### Directions:
Write out the material exactly, leaving every picture behind.

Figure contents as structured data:
--

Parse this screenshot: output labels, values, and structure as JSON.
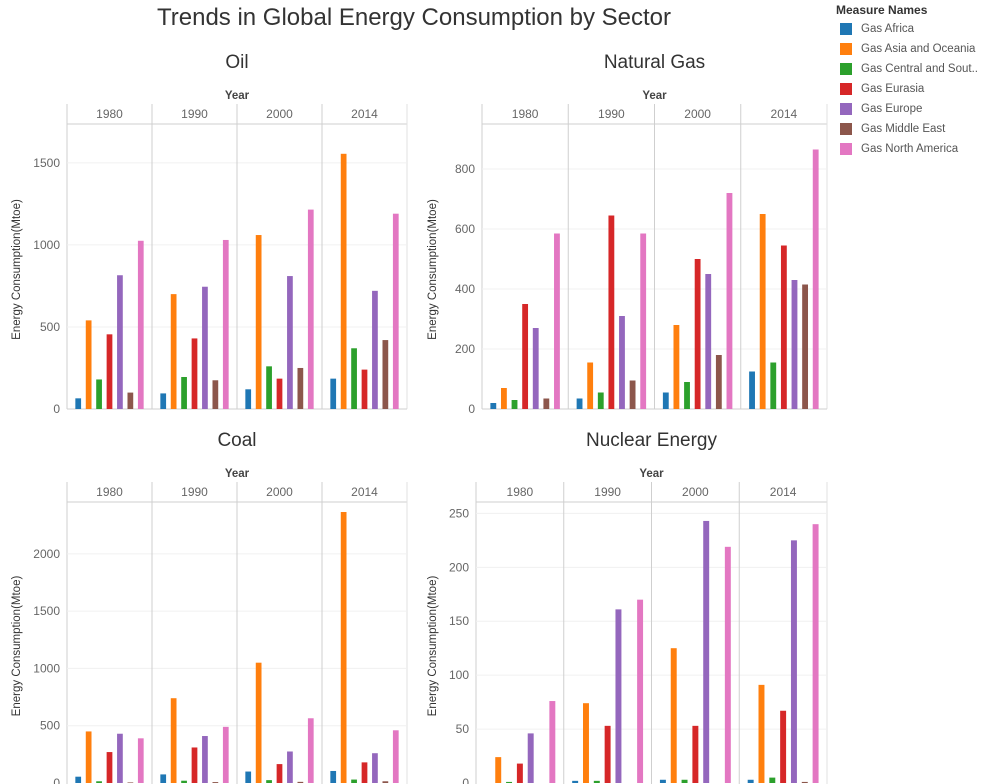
{
  "title": "Trends in Global Energy Consumption by Sector",
  "legend": {
    "title": "Measure Names",
    "items": [
      {
        "label": "Gas Africa",
        "color": "#1f77b4"
      },
      {
        "label": "Gas Asia and Oceania",
        "color": "#ff7f0e"
      },
      {
        "label": "Gas Central and Sout..",
        "color": "#2ca02c"
      },
      {
        "label": "Gas Eurasia",
        "color": "#d62728"
      },
      {
        "label": "Gas Europe",
        "color": "#9467bd"
      },
      {
        "label": "Gas Middle East",
        "color": "#8c564b"
      },
      {
        "label": "Gas North America",
        "color": "#e377c2"
      }
    ]
  },
  "chart_data": [
    {
      "type": "bar",
      "title": "Oil",
      "column_header": "Year",
      "categories": [
        "1980",
        "1990",
        "2000",
        "2014"
      ],
      "ylabel": "Energy Consumption(Mtoe)",
      "ylim": [
        0,
        1700
      ],
      "yticks": [
        0,
        500,
        1000,
        1500
      ],
      "series": [
        {
          "name": "Gas Africa",
          "values": [
            65,
            95,
            120,
            185
          ]
        },
        {
          "name": "Gas Asia and Oceania",
          "values": [
            540,
            700,
            1060,
            1555
          ]
        },
        {
          "name": "Gas Central and Sout..",
          "values": [
            180,
            195,
            260,
            370
          ]
        },
        {
          "name": "Gas Eurasia",
          "values": [
            455,
            430,
            185,
            240
          ]
        },
        {
          "name": "Gas Europe",
          "values": [
            815,
            745,
            810,
            720
          ]
        },
        {
          "name": "Gas Middle East",
          "values": [
            100,
            175,
            250,
            420
          ]
        },
        {
          "name": "Gas North America",
          "values": [
            1025,
            1030,
            1215,
            1190
          ]
        }
      ]
    },
    {
      "type": "bar",
      "title": "Natural Gas",
      "column_header": "Year",
      "categories": [
        "1980",
        "1990",
        "2000",
        "2014"
      ],
      "ylabel": "Energy Consumption(Mtoe)",
      "ylim": [
        0,
        930
      ],
      "yticks": [
        0,
        200,
        400,
        600,
        800
      ],
      "series": [
        {
          "name": "Gas Africa",
          "values": [
            20,
            35,
            55,
            125
          ]
        },
        {
          "name": "Gas Asia and Oceania",
          "values": [
            70,
            155,
            280,
            650
          ]
        },
        {
          "name": "Gas Central and Sout..",
          "values": [
            30,
            55,
            90,
            155
          ]
        },
        {
          "name": "Gas Eurasia",
          "values": [
            350,
            645,
            500,
            545
          ]
        },
        {
          "name": "Gas Europe",
          "values": [
            270,
            310,
            450,
            430
          ]
        },
        {
          "name": "Gas Middle East",
          "values": [
            35,
            95,
            180,
            415
          ]
        },
        {
          "name": "Gas North America",
          "values": [
            585,
            585,
            720,
            865
          ]
        }
      ]
    },
    {
      "type": "bar",
      "title": "Coal",
      "column_header": "Year",
      "categories": [
        "1980",
        "1990",
        "2000",
        "2014"
      ],
      "ylabel": "Energy Consumption(Mtoe)",
      "ylim": [
        0,
        2400
      ],
      "yticks": [
        0,
        500,
        1000,
        1500,
        2000
      ],
      "series": [
        {
          "name": "Gas Africa",
          "values": [
            55,
            75,
            100,
            105
          ]
        },
        {
          "name": "Gas Asia and Oceania",
          "values": [
            450,
            740,
            1050,
            2365
          ]
        },
        {
          "name": "Gas Central and Sout..",
          "values": [
            15,
            20,
            25,
            30
          ]
        },
        {
          "name": "Gas Eurasia",
          "values": [
            270,
            310,
            165,
            180
          ]
        },
        {
          "name": "Gas Europe",
          "values": [
            430,
            410,
            275,
            260
          ]
        },
        {
          "name": "Gas Middle East",
          "values": [
            5,
            8,
            10,
            15
          ]
        },
        {
          "name": "Gas North America",
          "values": [
            390,
            490,
            565,
            460
          ]
        }
      ]
    },
    {
      "type": "bar",
      "title": "Nuclear Energy",
      "column_header": "Year",
      "categories": [
        "1980",
        "1990",
        "2000",
        "2014"
      ],
      "ylabel": "Energy Consumption(Mtoe)",
      "ylim": [
        0,
        255
      ],
      "yticks": [
        0,
        50,
        100,
        150,
        200,
        250
      ],
      "series": [
        {
          "name": "Gas Africa",
          "values": [
            0,
            2,
            3,
            3
          ]
        },
        {
          "name": "Gas Asia and Oceania",
          "values": [
            24,
            74,
            125,
            91
          ]
        },
        {
          "name": "Gas Central and Sout..",
          "values": [
            1,
            2,
            3,
            5
          ]
        },
        {
          "name": "Gas Eurasia",
          "values": [
            18,
            53,
            53,
            67
          ]
        },
        {
          "name": "Gas Europe",
          "values": [
            46,
            161,
            243,
            225
          ]
        },
        {
          "name": "Gas Middle East",
          "values": [
            0,
            0,
            0,
            1
          ]
        },
        {
          "name": "Gas North America",
          "values": [
            76,
            170,
            219,
            240
          ]
        }
      ]
    }
  ]
}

--

### Response to this exercise:
Parse this screenshot: output labels, values, and structure as JSON.
{
  "title": "Trends in Global Energy Consumption by Sector",
  "legend": {
    "title": "Measure Names",
    "items": [
      {
        "label": "Gas Africa",
        "color": "#1f77b4"
      },
      {
        "label": "Gas Asia and Oceania",
        "color": "#ff7f0e"
      },
      {
        "label": "Gas Central and Sout..",
        "color": "#2ca02c"
      },
      {
        "label": "Gas Eurasia",
        "color": "#d62728"
      },
      {
        "label": "Gas Europe",
        "color": "#9467bd"
      },
      {
        "label": "Gas Middle East",
        "color": "#8c564b"
      },
      {
        "label": "Gas North America",
        "color": "#e377c2"
      }
    ]
  },
  "chart_data": [
    {
      "type": "bar",
      "title": "Oil",
      "column_header": "Year",
      "categories": [
        "1980",
        "1990",
        "2000",
        "2014"
      ],
      "ylabel": "Energy Consumption(Mtoe)",
      "ylim": [
        0,
        1700
      ],
      "yticks": [
        0,
        500,
        1000,
        1500
      ],
      "series": [
        {
          "name": "Gas Africa",
          "values": [
            65,
            95,
            120,
            185
          ]
        },
        {
          "name": "Gas Asia and Oceania",
          "values": [
            540,
            700,
            1060,
            1555
          ]
        },
        {
          "name": "Gas Central and Sout..",
          "values": [
            180,
            195,
            260,
            370
          ]
        },
        {
          "name": "Gas Eurasia",
          "values": [
            455,
            430,
            185,
            240
          ]
        },
        {
          "name": "Gas Europe",
          "values": [
            815,
            745,
            810,
            720
          ]
        },
        {
          "name": "Gas Middle East",
          "values": [
            100,
            175,
            250,
            420
          ]
        },
        {
          "name": "Gas North America",
          "values": [
            1025,
            1030,
            1215,
            1190
          ]
        }
      ]
    },
    {
      "type": "bar",
      "title": "Natural Gas",
      "column_header": "Year",
      "categories": [
        "1980",
        "1990",
        "2000",
        "2014"
      ],
      "ylabel": "Energy Consumption(Mtoe)",
      "ylim": [
        0,
        930
      ],
      "yticks": [
        0,
        200,
        400,
        600,
        800
      ],
      "series": [
        {
          "name": "Gas Africa",
          "values": [
            20,
            35,
            55,
            125
          ]
        },
        {
          "name": "Gas Asia and Oceania",
          "values": [
            70,
            155,
            280,
            650
          ]
        },
        {
          "name": "Gas Central and Sout..",
          "values": [
            30,
            55,
            90,
            155
          ]
        },
        {
          "name": "Gas Eurasia",
          "values": [
            350,
            645,
            500,
            545
          ]
        },
        {
          "name": "Gas Europe",
          "values": [
            270,
            310,
            450,
            430
          ]
        },
        {
          "name": "Gas Middle East",
          "values": [
            35,
            95,
            180,
            415
          ]
        },
        {
          "name": "Gas North America",
          "values": [
            585,
            585,
            720,
            865
          ]
        }
      ]
    },
    {
      "type": "bar",
      "title": "Coal",
      "column_header": "Year",
      "categories": [
        "1980",
        "1990",
        "2000",
        "2014"
      ],
      "ylabel": "Energy Consumption(Mtoe)",
      "ylim": [
        0,
        2400
      ],
      "yticks": [
        0,
        500,
        1000,
        1500,
        2000
      ],
      "series": [
        {
          "name": "Gas Africa",
          "values": [
            55,
            75,
            100,
            105
          ]
        },
        {
          "name": "Gas Asia and Oceania",
          "values": [
            450,
            740,
            1050,
            2365
          ]
        },
        {
          "name": "Gas Central and Sout..",
          "values": [
            15,
            20,
            25,
            30
          ]
        },
        {
          "name": "Gas Eurasia",
          "values": [
            270,
            310,
            165,
            180
          ]
        },
        {
          "name": "Gas Europe",
          "values": [
            430,
            410,
            275,
            260
          ]
        },
        {
          "name": "Gas Middle East",
          "values": [
            5,
            8,
            10,
            15
          ]
        },
        {
          "name": "Gas North America",
          "values": [
            390,
            490,
            565,
            460
          ]
        }
      ]
    },
    {
      "type": "bar",
      "title": "Nuclear Energy",
      "column_header": "Year",
      "categories": [
        "1980",
        "1990",
        "2000",
        "2014"
      ],
      "ylabel": "Energy Consumption(Mtoe)",
      "ylim": [
        0,
        255
      ],
      "yticks": [
        0,
        50,
        100,
        150,
        200,
        250
      ],
      "series": [
        {
          "name": "Gas Africa",
          "values": [
            0,
            2,
            3,
            3
          ]
        },
        {
          "name": "Gas Asia and Oceania",
          "values": [
            24,
            74,
            125,
            91
          ]
        },
        {
          "name": "Gas Central and Sout..",
          "values": [
            1,
            2,
            3,
            5
          ]
        },
        {
          "name": "Gas Eurasia",
          "values": [
            18,
            53,
            53,
            67
          ]
        },
        {
          "name": "Gas Europe",
          "values": [
            46,
            161,
            243,
            225
          ]
        },
        {
          "name": "Gas Middle East",
          "values": [
            0,
            0,
            0,
            1
          ]
        },
        {
          "name": "Gas North America",
          "values": [
            76,
            170,
            219,
            240
          ]
        }
      ]
    }
  ]
}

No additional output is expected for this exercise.